====== Data for this task

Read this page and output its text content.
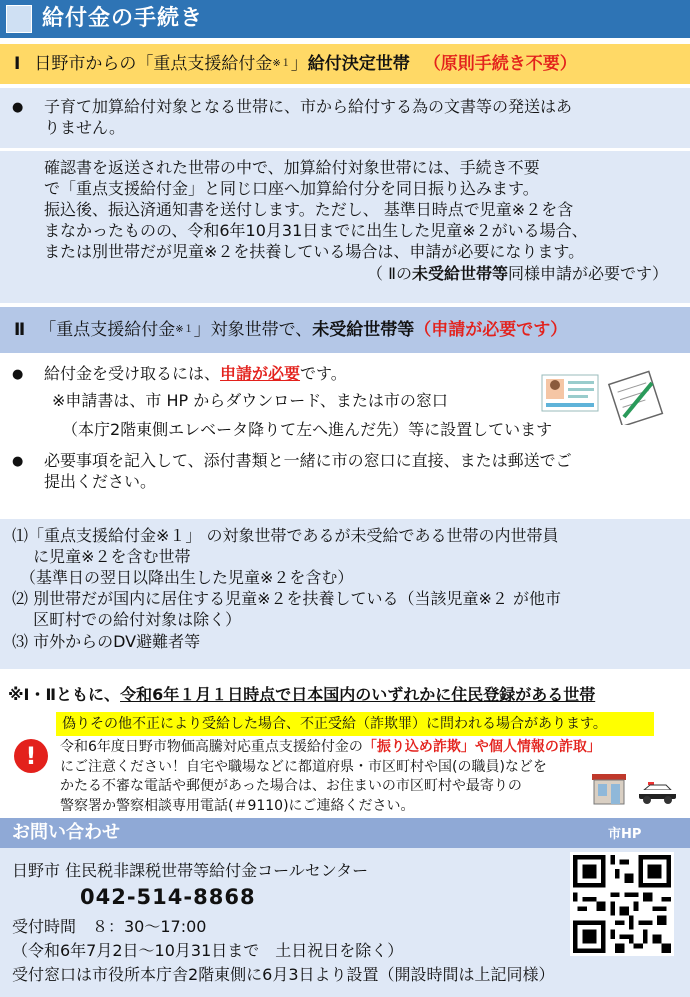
給付金の手続き
Ⅰ 日野市からの「重点支援給付金 ※１ 」 給付決定世帯 （原則手続き不要）
●	子育て加算給付対象となる世帯に、市から給付する為の文書等の発送はあ
りません。
確認書を返送された世帯の中で、加算給付対象世帯には、手続き不要
で「重点支援給付金」と同じ口座へ加算給付分を同日振り込みます。
振込後、振込済通知書を送付します。ただし、 基準日時点で児童※２を含
まなかったものの、令和6年10月31日までに出生した児童※２がいる場合、
または別世帯だが児童※２を扶養している場合は、申請が必要になります。
（ Ⅱの未受給世帯等同様申請が必要です）
Ⅱ 「重点支援給付金 ※１ 」対象世帯で、 未受給世帯等 （申請が必要です）
●	給付金を受け取るには、申請が必要です。
※申請書は、市 HP からダウンロード、または市の窓口
（本庁2階東側エレベータ降りて左へ進んだ先）等に設置しています
●	必要事項を記入して、添付書類と一緒に市の窓口に直接、または郵送でご
提出ください。
⑴「重点支援給付金※１」 の対象世帯であるが未受給である世帯の内世帯員
　 に児童※２を含む世帯
　（基準日の翌日以降出生した児童※２を含む）
⑵ 別世帯だが国内に居住する児童※２を扶養している（当該児童※２ が他市
　 区町村での給付対象は除く）
⑶ 市外からのDV避難者等
※Ⅰ・Ⅱともに、令和6年１月１日時点で日本国内のいずれかに住民登録がある世帯
偽りその他不正により受給した場合、不正受給（詐欺罪）に問われる場合があります。
!	令和6年度日野市物価高騰対応重点支援給付金の「振り込め詐欺」や個人情報の詐取」
にご注意ください！自宅や職場などに都道府県・市区町村や国(の職員)などを
かたる不審な電話や郵便があった場合は、お住まいの市区町村や最寄りの
警察署か警察相談専用電話(＃9110)にご連絡ください。
お問い合わせ	市HP
日野市 住民税非課税世帯等給付金コールセンター
042-514-8868
受付時間　８：30～17:00
（令和6年7月2日～10月31日まで　土日祝日を除く）
受付窓口は市役所本庁舎2階東側に6月3日より設置（開設時間は上記同様）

============

> [Task requirements]:
Repeat the material above in full and unchanged, minus its images.

> [Result of this exercise]:
Read this page and output its text content.
給付金の手続き
Ⅰ 日野市からの「重点支援給付金 ※１ 」 給付決定世帯 （原則手続き不要）
●	子育て加算給付対象となる世帯に、市から給付する為の文書等の発送はあ
りません。
確認書を返送された世帯の中で、加算給付対象世帯には、手続き不要
で「重点支援給付金」と同じ口座へ加算給付分を同日振り込みます。
振込後、振込済通知書を送付します。ただし、 基準日時点で児童※２を含
まなかったものの、令和6年10月31日までに出生した児童※２がいる場合、
または別世帯だが児童※２を扶養している場合は、申請が必要になります。
（ Ⅱの未受給世帯等同様申請が必要です）
Ⅱ 「重点支援給付金 ※１ 」対象世帯で、 未受給世帯等 （申請が必要です）
●	給付金を受け取るには、申請が必要です。
※申請書は、市 HP からダウンロード、または市の窓口
（本庁2階東側エレベータ降りて左へ進んだ先）等に設置しています
●	必要事項を記入して、添付書類と一緒に市の窓口に直接、または郵送でご
提出ください。
⑴「重点支援給付金※１」 の対象世帯であるが未受給である世帯の内世帯員
　 に児童※２を含む世帯
　（基準日の翌日以降出生した児童※２を含む）
⑵ 別世帯だが国内に居住する児童※２を扶養している（当該児童※２ が他市
　 区町村での給付対象は除く）
⑶ 市外からのDV避難者等
※Ⅰ・Ⅱともに、令和6年１月１日時点で日本国内のいずれかに住民登録がある世帯
偽りその他不正により受給した場合、不正受給（詐欺罪）に問われる場合があります。
!	令和6年度日野市物価高騰対応重点支援給付金の「振り込め詐欺」や個人情報の詐取」
にご注意ください！自宅や職場などに都道府県・市区町村や国(の職員)などを
かたる不審な電話や郵便があった場合は、お住まいの市区町村や最寄りの
警察署か警察相談専用電話(＃9110)にご連絡ください。
お問い合わせ	市HP
日野市 住民税非課税世帯等給付金コールセンター
042-514-8868
受付時間　８：30～17:00
（令和6年7月2日～10月31日まで　土日祝日を除く）
受付窓口は市役所本庁舎2階東側に6月3日より設置（開設時間は上記同様）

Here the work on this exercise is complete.